**DOCUMENT PASSAGE**.
St. Paul of the Cross
  • As we enter into Advent, this time of expectant waiting, how do you try to curb the hectic nature of the season? As a mother prepares for the arrival of her child, we also must prepare for the coming of the Lord. But with so many distractions and the materialistic influence of the secular world it can be hard. Challenge yourself this Advent to make a list of ways you will prepare your heart for the coming of the Lord.

  • In our everyday relationships Jesus comes to us and shows us His face. Am I open to how God wants to come into my life? How does God work in my life and in the world today? Am I open to the way in which God reveals himself to me or am I closed like the inns were closed in Bethlehem on the night of Jesus’ birth?

  • The first tip is to spend an hour at Eucharistic Adoration sometime during the four weeks of Advent. Let’s challenge ourselves to also adore God in our daily lives. Allow your heart to be silent and listen to Him so that you can be covered in His peace.

  • Spending 10 minutes reading and studying the Bible is the second tip. You can take it a step further and try out Lectio Divina while reading the mass readings during Advent. When meditating on the words ask yourself the following questions: What would I hear if I were there with Jesus? What would I see, taste and smell? How would I feel in this situation? What would it be like if I were really there with the Lord in this moment?

  • We can thank the Virgin Mary for the season of Advent. It is because of her, “yes” to receiving Jesus into her body that we have this time to prepare our hearts and souls for the coming of our Lord. Can you say “yes” to God’s will in your life like Mary did? Try to emulate her by imagining how she received Jesus into her body with joy, thanksgiving and praise when you receive the Eucharist.

  •  This season is filled with so many distractions that take our focus away from Christ in Christmas. What can you do as a family that reminds you of Jesus who is the very best gift of all?

Text: Six Ways to Keep Your Advent Season Holy, Part I


Hi! My name is Elizabeth Ficocelli and I’m a Catholic author, speaker and radio host. I’m so delighted to be with you for this special Advent online retreat. I have a two-part presentation I’m going to be giving you today called “Six Ways To Keep Your Advent Season Holy”.

Before we begin with the presentations, let’s start with a prayer.

In the Name of the Father, and the Son, and of the Holy Spirit. Amen. Come Lord Jesus and open our hearts and minds in this beautiful season of Advent and show us what You will. To open ourselves to how You want to pour out grace during this season. To make the most of this season. To have a special spiritual walk with You. And we ask, as we ask for all things in the name of Your son, Jesus Christ. In the Name of the Father, and the Son, and of the Holy Spirit. Amen.

A Preparation and Waiting

If you’re like me, you come to the season of Advent and boy! Is it not a busy season? I mean, right sandwiched in between two giant holidays of Thanksgiving and Christmas, to me it can be the shortest and can be the most hectic four weeks of the whole calendar year. And yet, it’s a very powerful spiritual time. The first season of our liturgical calendar, in fact. And we know we’re in Advent because of the color purple. That blue-purple that we see on the priest’s vestments at church and on the altar cloth.

And it’s this very special season all of it’s own. Separate from the season of Christmas. And yet, so many times it’s hard to find a good, solid spiritual walk because of the distractions, the temptations of materialism and secularism that seem to be wanting to pull us off the path at every juncture.

**WRITTEN INSTRUCTION A**.
Answer these questions using the Advent text, one answer per line:
(i) How long does the first tip say to spend at Eucharistic Adoration?
(ii) How many minutes does the second tip suggest spending on reading and studying the Bible?
(iii) What color shows that we are in Advent?
**WRITTEN INSTRUCTION B**.
Retype the Advent text starting at "If you’re like" and ending at "at every juncture.".
**WRITTEN INSTRUCTION C**.
Continue the Advent text from the point where it stops.

**DATA EXTRACT**.
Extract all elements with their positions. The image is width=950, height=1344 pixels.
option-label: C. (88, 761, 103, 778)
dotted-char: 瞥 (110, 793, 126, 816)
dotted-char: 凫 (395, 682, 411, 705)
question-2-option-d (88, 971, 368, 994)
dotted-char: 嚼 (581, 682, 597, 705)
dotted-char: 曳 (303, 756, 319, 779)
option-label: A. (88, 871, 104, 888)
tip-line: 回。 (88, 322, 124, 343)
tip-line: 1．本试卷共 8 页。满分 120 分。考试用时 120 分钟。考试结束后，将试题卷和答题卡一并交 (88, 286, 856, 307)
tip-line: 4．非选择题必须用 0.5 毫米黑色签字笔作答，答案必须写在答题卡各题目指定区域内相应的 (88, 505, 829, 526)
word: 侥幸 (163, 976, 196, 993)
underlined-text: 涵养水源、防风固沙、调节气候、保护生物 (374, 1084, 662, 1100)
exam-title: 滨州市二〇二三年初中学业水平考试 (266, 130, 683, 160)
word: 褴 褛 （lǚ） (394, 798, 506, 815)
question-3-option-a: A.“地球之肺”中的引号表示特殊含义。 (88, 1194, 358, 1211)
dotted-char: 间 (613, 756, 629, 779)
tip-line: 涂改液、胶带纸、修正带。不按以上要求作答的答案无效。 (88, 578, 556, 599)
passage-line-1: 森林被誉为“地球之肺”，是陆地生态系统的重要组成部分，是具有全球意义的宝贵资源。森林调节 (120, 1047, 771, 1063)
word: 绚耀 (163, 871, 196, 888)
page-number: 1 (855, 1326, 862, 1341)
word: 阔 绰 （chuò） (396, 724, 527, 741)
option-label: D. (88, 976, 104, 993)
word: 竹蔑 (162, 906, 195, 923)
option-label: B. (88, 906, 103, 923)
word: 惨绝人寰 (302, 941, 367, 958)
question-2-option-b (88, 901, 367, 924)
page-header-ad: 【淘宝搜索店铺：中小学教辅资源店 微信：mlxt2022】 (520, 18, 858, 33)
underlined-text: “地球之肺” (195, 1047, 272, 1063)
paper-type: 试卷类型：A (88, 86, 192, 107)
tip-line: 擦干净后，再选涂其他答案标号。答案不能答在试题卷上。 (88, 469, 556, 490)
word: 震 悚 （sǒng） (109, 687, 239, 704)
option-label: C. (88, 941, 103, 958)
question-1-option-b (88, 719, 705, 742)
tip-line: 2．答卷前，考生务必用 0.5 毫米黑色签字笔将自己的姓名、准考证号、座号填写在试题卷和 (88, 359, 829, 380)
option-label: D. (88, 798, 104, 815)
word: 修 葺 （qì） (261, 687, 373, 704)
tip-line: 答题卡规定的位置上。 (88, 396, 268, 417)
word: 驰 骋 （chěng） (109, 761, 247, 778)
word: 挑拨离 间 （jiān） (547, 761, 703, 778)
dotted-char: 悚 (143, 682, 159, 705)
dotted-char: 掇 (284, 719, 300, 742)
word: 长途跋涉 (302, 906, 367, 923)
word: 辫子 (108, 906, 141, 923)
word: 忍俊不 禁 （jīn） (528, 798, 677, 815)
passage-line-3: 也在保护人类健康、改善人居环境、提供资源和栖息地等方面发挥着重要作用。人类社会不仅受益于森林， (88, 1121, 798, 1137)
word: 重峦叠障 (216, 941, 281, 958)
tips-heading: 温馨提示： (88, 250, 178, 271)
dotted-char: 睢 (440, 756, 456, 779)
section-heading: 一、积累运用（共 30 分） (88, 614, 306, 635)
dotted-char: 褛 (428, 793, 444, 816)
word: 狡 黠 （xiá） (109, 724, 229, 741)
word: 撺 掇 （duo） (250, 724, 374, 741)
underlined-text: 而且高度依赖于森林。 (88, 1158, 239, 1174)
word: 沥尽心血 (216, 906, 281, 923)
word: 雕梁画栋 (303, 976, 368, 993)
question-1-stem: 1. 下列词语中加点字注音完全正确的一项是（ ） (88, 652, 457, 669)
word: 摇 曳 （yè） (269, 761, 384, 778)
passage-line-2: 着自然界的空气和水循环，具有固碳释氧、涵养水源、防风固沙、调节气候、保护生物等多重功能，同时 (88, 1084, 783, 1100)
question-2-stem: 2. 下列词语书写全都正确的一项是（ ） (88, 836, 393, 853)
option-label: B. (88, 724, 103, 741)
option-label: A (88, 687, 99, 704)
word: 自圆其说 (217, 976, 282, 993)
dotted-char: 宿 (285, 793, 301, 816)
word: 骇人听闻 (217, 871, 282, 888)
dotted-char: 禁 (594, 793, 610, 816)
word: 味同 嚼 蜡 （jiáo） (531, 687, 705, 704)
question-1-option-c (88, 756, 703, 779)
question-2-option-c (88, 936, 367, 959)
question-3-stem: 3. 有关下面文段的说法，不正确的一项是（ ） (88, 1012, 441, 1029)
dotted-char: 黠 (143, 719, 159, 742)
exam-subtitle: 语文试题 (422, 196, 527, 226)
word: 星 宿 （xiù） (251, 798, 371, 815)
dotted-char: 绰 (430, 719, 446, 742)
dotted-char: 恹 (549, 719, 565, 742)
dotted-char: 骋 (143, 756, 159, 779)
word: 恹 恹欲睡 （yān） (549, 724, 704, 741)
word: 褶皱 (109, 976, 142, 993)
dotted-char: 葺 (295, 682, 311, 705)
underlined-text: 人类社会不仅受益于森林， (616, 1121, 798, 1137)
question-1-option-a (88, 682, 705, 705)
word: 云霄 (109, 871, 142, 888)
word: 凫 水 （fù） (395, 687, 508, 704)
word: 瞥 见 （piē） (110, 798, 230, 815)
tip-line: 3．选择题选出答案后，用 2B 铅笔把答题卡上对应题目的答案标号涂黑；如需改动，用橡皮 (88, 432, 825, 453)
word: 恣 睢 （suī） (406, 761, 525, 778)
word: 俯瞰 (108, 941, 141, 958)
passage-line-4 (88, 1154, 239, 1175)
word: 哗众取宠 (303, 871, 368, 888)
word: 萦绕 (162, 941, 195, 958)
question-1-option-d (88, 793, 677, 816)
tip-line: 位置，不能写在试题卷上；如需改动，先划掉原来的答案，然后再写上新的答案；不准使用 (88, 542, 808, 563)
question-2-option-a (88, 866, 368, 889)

**WRITTEN RESPONSE A**.
(i) An hour
(ii) 10 minutes
(iii) Purple, the blue-purple seen on the priest's vestments and the altar cloth

**WRITTEN RESPONSE B**.
If you’re like me, you come to the season of Advent and boy! Is it not a busy season? I mean, right sandwiched in between two giant holidays of Thanksgiving and Christmas, to me it can be the shortest and can be the most hectic four weeks of the whole calendar year. And yet, it’s a very powerful spiritual time. The first season of our liturgical calendar, in fact. And we know we’re in Advent because of the color purple. That blue-purple that we see on the priest’s vestments at church and on the altar cloth.

And it’s this very special season all of it’s own. Separate from the season of Christmas. And yet, so many times it’s hard to find a good, solid spiritual walk because of the distractions, the temptations of materialism and secularism that seem to be wanting to pull us off the path at every juncture.

**WRITTEN RESPONSE C**.
So, you’ll want to look at this season of Advent and think of it as a time of expectant waiting. You know, you think about a pregnant woman expecting her first baby or any baby and she’s not just sitting around waiting but there’s preparation she does. She gets that nursery ready. She makes special preparations to welcome that baby into the family. And in Advent we’re called into that same expectant waiting. Not just sitting around but getting ourselves ready for the coming of the Lord. And, in fact, that’s what the word, “Advent” means; it means, “coming”.

And the Lord comes to us on different levels. Certainly he comes to us as a little baby in that manger in Bethlehem back 2,000 years ago; the Incarnation of the Word. And we celebrate that in the season of Advent and that’s very important. But we also, during the season of Advent, get reflective on the second coming of Jesus. You know, one day, he’s going to come in the future and we want to get our hearts ready for that second coming as well. But did you know there is another coming of Jesus during the season of Advent, and really all year long? And that’s how Jesus comes to us every day of our lives. Into our relationships. Certainly in the form of the Eucharist and coming into our hearts.

A-D-V-E-N-T

And we know it’s a good time to think during Advent, “How open am I to how God might want to come into my world today, my life today and do the work He wants me to do in my world and in my life?”. Are we open to that or are we closed? Like so many of the inns were closed in Bethlehem to Mary and Joseph. So, what this presentation is about are six tips to keep your season holy. To find that time with Jesus that you so desperately need and deserve. And, I love to make things easy, so my six tips start with the letters of Advent. And Advent is a six letter word: A-D-V-E-N-T. In the first presentation, we’re going to look at the first three letters of Advent and the first three tips. In the second presentation, we’re going to look at the second set of tips. So, be sure to see both presentations and get the whole message.

Adoration

And since the first letter of Advent is, “A”, my first tip for you to find holiness in the season is Adoration. And we spoke about the incarnation of the Word, Jesus becoming flesh and entering the world 2,000 years ago is what we celebrate primarily in this season. And when you think about that event 2,000 years ago, it was so significant that there was this great celestial happening in the heavens. Right? The big star of Bethlehem. There were the host of angels singing, “Glory to God in the highest”. And as a result, people responded; from the lowly shepherds to the mighty kings, they all came to adore that baby in the manger — that king of kings. And that was really the first adoration. Although, I’d like to say that the Blessed Mother probably had the first adoration when she received the body of Jesus into her body, I’m sure she spent much time in adoration. But, for the rest of us, this was that first experience of public adoration of the Lord.

And 2,000 years later, we’re invited to still adore the Lord not in that manger in Bethlehem but in the Eucharist — in the Blessed Sacrament. Eucharistic adoration is a tradition that started all the way back in the 2nd century they can trace it back to monks that were living in these monasteries. And many times a religious order might not have had a priest among their order and so they had to rely on a visiting priest to come and consecrate the hosts. And when they did they would consecrate a supply of hosts and the monks would keep that in a special place, a tabernacle. Where they would go before the Lord, recognizing it was the body, blood, soul and divinity of Jesus and they would keep in that special place and they would pray reverently before it. That was really the first Eucharistic Adoration.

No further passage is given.